## Exercise instructions
Copy out each line of the data that holds the word "color".

## Source material
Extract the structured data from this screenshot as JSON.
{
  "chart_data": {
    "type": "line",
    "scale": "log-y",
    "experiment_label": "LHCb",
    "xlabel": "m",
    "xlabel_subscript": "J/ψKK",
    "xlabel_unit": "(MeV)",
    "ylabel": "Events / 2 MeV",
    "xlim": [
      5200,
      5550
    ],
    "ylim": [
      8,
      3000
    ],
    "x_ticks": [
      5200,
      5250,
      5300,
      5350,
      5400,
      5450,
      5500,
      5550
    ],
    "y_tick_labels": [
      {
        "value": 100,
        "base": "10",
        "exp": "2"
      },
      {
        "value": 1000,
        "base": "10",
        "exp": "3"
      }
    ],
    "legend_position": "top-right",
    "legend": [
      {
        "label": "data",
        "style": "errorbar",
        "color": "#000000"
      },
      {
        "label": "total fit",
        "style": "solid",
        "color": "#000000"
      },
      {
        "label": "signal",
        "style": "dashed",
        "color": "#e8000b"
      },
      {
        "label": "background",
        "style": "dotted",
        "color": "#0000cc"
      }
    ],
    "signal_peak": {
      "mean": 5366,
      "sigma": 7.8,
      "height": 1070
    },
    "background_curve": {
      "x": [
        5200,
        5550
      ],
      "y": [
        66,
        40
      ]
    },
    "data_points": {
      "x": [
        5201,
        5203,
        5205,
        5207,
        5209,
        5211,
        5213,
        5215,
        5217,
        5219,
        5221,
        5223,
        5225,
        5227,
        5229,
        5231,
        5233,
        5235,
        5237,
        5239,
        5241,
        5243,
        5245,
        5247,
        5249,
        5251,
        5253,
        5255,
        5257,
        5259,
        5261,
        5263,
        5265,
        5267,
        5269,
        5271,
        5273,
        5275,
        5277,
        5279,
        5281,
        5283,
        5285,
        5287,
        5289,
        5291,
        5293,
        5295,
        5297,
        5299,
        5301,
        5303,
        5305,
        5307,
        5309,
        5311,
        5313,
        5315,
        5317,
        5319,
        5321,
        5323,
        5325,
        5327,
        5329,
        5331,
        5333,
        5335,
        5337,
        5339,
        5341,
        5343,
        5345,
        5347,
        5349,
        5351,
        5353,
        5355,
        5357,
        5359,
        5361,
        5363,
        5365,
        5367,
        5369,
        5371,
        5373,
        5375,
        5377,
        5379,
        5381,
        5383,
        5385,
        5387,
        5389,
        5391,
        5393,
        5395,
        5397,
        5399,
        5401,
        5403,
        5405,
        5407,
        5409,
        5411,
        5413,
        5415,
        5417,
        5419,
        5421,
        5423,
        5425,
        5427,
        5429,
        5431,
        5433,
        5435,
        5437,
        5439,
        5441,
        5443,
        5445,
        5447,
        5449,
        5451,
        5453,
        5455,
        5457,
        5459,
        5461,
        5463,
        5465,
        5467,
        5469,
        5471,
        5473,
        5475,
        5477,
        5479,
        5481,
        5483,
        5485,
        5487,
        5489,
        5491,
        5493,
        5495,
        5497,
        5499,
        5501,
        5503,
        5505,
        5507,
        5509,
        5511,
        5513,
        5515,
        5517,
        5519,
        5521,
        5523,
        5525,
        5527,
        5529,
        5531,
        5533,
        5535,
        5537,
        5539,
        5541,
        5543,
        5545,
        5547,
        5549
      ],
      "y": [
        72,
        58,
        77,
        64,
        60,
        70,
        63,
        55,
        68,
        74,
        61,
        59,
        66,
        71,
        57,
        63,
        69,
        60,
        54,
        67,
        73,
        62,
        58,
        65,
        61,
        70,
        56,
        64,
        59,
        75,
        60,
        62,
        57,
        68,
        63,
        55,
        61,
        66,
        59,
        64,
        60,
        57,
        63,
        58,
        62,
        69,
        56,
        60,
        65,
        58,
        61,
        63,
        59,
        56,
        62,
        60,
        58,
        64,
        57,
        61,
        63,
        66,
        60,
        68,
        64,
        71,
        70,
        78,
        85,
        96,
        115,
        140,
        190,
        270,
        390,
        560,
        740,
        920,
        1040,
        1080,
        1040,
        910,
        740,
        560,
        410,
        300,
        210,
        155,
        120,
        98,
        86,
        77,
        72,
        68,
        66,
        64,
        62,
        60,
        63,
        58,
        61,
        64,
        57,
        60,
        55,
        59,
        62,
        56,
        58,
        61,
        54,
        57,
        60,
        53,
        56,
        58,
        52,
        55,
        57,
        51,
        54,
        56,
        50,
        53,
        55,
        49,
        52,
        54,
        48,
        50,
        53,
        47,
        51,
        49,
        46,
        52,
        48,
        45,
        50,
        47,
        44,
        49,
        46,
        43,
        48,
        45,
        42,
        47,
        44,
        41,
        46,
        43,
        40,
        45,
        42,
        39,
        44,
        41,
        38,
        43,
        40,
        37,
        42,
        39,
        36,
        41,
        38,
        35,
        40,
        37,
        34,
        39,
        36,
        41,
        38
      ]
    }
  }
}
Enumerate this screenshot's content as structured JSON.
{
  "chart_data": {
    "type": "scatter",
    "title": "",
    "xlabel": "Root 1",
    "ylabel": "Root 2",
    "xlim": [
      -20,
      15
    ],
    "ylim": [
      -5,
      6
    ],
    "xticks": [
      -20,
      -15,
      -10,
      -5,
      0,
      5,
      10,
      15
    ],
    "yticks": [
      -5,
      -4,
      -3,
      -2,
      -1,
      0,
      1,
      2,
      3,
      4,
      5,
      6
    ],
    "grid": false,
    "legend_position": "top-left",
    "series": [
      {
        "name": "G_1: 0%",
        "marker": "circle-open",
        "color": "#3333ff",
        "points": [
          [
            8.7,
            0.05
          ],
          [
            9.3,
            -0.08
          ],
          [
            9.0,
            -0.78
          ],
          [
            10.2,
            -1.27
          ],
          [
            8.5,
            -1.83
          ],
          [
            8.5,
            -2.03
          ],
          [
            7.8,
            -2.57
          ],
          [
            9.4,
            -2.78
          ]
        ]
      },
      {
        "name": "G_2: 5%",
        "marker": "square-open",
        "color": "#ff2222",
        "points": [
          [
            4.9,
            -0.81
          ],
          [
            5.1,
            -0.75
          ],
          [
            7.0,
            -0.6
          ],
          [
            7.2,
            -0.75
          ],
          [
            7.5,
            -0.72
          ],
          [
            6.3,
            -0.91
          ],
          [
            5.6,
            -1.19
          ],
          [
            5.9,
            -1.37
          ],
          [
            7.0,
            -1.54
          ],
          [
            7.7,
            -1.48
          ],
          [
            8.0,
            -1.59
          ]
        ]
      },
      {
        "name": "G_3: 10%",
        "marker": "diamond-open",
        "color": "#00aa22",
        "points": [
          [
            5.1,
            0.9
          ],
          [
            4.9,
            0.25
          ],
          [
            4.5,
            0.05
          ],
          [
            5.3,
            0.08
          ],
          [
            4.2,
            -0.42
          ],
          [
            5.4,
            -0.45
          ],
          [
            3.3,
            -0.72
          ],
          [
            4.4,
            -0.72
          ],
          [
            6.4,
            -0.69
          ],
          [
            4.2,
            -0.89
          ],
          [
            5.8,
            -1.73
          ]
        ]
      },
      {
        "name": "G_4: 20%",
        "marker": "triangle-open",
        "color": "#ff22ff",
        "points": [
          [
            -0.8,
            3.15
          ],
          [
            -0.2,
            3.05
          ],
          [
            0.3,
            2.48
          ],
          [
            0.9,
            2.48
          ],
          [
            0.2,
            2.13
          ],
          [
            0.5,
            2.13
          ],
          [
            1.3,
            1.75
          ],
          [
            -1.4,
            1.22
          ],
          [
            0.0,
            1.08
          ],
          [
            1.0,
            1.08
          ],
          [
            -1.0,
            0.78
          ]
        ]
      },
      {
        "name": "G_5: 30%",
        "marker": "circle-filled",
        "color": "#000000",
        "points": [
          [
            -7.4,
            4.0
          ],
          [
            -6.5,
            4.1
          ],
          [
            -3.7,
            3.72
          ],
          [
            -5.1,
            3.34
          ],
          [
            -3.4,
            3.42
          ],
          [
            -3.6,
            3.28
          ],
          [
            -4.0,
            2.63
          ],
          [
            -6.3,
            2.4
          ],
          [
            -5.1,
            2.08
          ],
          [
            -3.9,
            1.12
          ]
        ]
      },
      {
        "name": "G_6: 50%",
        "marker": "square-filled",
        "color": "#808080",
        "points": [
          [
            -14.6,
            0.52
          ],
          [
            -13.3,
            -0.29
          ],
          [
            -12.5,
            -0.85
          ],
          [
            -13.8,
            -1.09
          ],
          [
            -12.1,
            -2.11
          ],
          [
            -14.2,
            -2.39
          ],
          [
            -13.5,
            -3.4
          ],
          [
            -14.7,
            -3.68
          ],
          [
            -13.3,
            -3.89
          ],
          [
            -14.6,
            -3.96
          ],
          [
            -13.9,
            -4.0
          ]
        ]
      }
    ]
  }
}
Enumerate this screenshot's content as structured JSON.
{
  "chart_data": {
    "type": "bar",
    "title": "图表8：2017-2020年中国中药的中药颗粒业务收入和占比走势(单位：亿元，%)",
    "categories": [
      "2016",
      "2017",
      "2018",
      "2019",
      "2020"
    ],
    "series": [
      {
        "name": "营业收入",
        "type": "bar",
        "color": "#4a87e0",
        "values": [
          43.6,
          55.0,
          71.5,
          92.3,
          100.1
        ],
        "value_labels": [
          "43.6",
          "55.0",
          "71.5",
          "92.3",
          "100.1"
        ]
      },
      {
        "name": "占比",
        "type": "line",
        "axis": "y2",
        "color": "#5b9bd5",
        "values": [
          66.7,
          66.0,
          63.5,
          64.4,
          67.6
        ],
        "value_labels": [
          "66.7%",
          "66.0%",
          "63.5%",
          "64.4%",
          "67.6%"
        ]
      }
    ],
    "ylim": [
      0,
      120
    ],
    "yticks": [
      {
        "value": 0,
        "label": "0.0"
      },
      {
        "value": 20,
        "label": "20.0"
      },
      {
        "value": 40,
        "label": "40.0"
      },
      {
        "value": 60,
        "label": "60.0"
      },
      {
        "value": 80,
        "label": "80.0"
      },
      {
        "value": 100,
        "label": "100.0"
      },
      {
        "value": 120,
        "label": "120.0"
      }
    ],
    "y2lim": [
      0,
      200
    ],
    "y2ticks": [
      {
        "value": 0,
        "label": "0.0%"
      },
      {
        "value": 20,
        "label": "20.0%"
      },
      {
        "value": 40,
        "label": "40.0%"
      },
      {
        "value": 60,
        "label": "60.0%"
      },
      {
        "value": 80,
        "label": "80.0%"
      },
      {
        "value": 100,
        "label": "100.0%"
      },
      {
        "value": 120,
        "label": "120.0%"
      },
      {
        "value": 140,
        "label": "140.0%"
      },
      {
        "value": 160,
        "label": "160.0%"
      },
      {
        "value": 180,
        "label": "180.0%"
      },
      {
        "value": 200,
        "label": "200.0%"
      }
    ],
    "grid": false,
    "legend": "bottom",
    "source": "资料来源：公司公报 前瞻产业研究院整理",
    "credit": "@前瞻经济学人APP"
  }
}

## Result of this task
        "color": "#000000"
        "color": "#000000"
        "color": "#e8000b"
        "color": "#0000cc"
        "color": "#3333ff",
        "color": "#ff2222",
        "color": "#00aa22",
        "color": "#ff22ff",
        "color": "#000000",
        "color": "#808080",
        "color": "#4a87e0",
        "color": "#5b9bd5",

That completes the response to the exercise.